*OBJECTIVE*
Check every line below for the string "Public", and copy the lines that contain it.

Lines of data
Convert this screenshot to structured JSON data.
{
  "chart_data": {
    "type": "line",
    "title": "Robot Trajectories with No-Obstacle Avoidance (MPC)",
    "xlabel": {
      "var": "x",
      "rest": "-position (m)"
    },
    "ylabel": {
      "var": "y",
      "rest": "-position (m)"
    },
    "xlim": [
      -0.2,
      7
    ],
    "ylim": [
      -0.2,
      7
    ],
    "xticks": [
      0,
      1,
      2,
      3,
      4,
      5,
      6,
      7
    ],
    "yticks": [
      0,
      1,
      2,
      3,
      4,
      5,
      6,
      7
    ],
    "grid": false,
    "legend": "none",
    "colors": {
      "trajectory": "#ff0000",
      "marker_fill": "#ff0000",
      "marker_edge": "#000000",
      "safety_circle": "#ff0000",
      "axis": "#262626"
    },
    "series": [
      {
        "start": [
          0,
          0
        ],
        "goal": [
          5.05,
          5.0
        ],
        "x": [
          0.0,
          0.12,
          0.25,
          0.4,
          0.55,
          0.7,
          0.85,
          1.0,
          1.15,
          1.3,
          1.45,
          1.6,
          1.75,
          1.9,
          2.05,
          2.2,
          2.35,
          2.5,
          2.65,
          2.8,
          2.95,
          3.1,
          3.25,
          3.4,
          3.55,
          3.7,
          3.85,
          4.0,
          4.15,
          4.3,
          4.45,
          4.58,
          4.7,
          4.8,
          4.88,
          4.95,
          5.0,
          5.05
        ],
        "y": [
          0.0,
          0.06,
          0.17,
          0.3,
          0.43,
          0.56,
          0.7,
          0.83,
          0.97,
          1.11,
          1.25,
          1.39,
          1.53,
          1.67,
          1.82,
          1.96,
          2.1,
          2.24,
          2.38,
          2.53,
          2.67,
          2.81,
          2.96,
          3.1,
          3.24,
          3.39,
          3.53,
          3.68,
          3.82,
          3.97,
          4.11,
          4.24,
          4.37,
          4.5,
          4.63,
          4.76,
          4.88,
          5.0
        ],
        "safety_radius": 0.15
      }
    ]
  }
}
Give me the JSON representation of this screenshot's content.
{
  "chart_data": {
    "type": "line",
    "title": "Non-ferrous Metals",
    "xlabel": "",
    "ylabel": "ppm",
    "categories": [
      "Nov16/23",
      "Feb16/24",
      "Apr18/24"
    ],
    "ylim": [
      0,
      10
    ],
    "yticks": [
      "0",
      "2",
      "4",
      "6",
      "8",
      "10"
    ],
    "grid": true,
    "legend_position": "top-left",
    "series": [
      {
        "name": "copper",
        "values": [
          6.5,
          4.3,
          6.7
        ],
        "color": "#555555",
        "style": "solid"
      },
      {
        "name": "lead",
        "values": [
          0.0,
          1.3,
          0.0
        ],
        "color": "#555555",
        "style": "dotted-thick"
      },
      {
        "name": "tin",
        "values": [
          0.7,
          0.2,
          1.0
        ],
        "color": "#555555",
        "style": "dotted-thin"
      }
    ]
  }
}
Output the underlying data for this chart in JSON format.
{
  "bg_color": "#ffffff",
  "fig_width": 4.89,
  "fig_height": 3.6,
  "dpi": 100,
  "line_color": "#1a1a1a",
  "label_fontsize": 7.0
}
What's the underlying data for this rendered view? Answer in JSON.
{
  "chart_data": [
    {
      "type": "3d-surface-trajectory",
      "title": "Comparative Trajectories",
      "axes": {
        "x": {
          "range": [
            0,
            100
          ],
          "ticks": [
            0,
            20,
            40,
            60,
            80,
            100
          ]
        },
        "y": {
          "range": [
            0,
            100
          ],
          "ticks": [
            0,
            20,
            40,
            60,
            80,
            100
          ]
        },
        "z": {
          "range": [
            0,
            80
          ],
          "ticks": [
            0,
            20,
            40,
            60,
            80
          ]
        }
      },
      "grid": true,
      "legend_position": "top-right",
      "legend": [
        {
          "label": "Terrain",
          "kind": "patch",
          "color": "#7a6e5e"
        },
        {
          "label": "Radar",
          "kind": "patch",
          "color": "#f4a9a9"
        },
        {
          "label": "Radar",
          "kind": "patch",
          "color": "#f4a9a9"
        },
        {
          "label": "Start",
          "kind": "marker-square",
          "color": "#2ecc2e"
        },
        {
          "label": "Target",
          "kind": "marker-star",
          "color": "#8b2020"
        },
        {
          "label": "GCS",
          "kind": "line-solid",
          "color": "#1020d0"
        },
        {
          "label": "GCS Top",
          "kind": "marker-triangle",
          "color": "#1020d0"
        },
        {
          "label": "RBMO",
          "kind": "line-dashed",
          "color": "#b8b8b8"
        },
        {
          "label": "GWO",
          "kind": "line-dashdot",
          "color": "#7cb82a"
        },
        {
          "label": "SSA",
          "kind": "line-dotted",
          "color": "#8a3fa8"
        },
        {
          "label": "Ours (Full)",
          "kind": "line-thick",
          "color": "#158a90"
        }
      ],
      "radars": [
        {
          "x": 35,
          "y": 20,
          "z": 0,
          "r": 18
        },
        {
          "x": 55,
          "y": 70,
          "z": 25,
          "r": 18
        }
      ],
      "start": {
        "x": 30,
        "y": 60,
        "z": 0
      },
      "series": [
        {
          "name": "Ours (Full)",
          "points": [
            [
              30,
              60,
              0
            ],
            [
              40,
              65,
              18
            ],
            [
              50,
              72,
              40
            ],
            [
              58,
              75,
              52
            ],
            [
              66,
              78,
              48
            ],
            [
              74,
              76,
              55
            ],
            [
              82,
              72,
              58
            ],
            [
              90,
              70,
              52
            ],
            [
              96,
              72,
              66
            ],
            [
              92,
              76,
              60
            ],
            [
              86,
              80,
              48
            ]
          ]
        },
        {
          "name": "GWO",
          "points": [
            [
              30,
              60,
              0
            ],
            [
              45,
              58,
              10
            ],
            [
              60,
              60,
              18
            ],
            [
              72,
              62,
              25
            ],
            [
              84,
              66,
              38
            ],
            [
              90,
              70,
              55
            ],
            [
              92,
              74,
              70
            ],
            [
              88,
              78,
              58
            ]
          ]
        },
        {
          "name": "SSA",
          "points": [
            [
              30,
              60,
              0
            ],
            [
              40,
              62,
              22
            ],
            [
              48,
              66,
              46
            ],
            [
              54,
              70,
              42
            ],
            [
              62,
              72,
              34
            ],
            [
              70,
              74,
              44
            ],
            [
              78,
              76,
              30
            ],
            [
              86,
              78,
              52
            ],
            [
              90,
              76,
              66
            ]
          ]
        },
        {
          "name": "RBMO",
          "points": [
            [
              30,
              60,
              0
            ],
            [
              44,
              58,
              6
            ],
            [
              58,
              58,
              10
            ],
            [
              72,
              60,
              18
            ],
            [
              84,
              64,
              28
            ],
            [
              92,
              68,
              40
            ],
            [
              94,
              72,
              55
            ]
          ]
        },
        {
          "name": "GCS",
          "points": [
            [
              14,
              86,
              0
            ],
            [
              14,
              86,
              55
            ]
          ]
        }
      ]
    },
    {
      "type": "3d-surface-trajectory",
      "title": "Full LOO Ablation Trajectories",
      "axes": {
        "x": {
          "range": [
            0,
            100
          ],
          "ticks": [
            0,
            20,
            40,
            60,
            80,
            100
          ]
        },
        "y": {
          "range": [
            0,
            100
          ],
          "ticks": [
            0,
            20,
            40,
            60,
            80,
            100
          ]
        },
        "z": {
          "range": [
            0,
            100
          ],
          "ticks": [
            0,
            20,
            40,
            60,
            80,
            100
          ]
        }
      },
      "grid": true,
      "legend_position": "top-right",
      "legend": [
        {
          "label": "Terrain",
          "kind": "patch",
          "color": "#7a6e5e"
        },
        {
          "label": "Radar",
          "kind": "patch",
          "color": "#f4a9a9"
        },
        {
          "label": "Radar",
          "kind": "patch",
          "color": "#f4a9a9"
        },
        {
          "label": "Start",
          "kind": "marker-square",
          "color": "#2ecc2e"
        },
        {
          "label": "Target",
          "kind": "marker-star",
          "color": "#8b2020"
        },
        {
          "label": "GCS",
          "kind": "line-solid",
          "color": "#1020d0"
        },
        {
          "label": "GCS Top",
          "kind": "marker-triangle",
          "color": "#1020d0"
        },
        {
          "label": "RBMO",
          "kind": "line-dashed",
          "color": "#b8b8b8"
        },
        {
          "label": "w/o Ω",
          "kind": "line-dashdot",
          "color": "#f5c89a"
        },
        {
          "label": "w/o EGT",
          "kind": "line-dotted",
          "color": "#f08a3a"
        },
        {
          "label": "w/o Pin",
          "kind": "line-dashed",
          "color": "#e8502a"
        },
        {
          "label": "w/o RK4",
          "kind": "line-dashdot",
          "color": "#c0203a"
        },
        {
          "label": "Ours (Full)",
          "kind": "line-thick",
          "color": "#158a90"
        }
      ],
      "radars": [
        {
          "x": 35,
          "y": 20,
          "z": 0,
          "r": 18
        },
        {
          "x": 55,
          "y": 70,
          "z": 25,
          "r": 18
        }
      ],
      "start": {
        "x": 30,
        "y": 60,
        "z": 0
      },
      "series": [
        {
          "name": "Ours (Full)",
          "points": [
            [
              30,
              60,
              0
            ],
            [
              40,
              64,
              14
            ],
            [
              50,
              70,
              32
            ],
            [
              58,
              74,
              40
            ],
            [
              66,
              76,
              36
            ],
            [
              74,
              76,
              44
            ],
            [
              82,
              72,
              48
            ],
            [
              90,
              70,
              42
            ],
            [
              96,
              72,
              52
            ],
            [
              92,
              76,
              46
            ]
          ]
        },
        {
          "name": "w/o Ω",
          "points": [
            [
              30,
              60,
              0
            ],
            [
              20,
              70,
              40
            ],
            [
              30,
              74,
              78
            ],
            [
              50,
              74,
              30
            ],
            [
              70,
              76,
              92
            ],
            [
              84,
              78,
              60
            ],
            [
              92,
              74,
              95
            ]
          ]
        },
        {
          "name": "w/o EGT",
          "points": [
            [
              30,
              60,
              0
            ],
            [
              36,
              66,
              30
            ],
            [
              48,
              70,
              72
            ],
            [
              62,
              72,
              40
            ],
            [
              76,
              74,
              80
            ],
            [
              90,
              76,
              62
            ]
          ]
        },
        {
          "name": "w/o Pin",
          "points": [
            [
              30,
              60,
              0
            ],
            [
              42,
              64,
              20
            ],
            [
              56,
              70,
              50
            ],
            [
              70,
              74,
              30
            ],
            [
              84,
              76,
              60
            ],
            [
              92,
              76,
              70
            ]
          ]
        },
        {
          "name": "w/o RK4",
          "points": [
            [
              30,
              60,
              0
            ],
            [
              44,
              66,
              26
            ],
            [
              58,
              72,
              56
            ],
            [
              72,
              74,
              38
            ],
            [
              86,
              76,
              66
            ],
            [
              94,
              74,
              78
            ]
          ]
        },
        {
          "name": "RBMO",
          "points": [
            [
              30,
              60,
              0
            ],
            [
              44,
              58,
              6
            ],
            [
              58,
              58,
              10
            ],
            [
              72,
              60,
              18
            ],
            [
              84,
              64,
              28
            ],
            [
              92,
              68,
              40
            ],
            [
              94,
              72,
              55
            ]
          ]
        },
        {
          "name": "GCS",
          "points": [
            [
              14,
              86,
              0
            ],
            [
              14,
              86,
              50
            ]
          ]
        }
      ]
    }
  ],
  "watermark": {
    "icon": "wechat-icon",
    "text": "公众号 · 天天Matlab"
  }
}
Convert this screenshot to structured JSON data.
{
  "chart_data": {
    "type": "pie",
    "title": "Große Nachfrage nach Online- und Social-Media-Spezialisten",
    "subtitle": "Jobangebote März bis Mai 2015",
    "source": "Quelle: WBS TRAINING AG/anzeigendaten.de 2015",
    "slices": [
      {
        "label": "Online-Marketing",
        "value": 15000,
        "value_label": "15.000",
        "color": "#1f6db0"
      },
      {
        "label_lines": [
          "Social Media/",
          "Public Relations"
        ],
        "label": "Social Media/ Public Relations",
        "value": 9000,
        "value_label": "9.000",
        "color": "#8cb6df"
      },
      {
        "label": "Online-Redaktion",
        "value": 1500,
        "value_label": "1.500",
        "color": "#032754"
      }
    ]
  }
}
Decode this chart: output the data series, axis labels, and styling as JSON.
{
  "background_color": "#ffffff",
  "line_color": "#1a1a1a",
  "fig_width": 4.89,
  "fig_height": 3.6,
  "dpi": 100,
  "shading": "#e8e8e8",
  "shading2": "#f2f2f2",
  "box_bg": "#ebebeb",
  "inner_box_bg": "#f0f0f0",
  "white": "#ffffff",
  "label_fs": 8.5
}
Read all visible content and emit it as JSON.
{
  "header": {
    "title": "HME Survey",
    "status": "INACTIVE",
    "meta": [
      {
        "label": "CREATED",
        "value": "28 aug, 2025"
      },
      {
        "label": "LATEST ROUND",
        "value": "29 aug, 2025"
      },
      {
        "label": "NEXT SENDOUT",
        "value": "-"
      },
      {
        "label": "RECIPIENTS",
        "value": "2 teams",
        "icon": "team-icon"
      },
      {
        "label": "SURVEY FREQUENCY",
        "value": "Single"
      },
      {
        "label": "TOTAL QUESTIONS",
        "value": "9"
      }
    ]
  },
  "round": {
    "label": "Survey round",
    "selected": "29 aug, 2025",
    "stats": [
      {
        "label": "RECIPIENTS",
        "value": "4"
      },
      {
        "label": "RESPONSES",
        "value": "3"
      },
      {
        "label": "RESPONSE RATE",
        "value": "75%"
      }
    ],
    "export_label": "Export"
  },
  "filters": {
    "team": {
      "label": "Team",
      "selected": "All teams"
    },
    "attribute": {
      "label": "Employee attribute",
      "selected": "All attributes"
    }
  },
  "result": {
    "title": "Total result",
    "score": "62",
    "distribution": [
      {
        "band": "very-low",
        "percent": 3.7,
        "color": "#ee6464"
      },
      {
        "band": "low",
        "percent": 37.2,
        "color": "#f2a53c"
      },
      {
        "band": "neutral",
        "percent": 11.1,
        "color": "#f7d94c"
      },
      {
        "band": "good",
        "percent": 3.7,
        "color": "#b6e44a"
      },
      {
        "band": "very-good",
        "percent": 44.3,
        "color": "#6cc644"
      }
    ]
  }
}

*SOLUTION TO THIS TASK*
          "Public Relations"
        "label": "Social Media/ Public Relations",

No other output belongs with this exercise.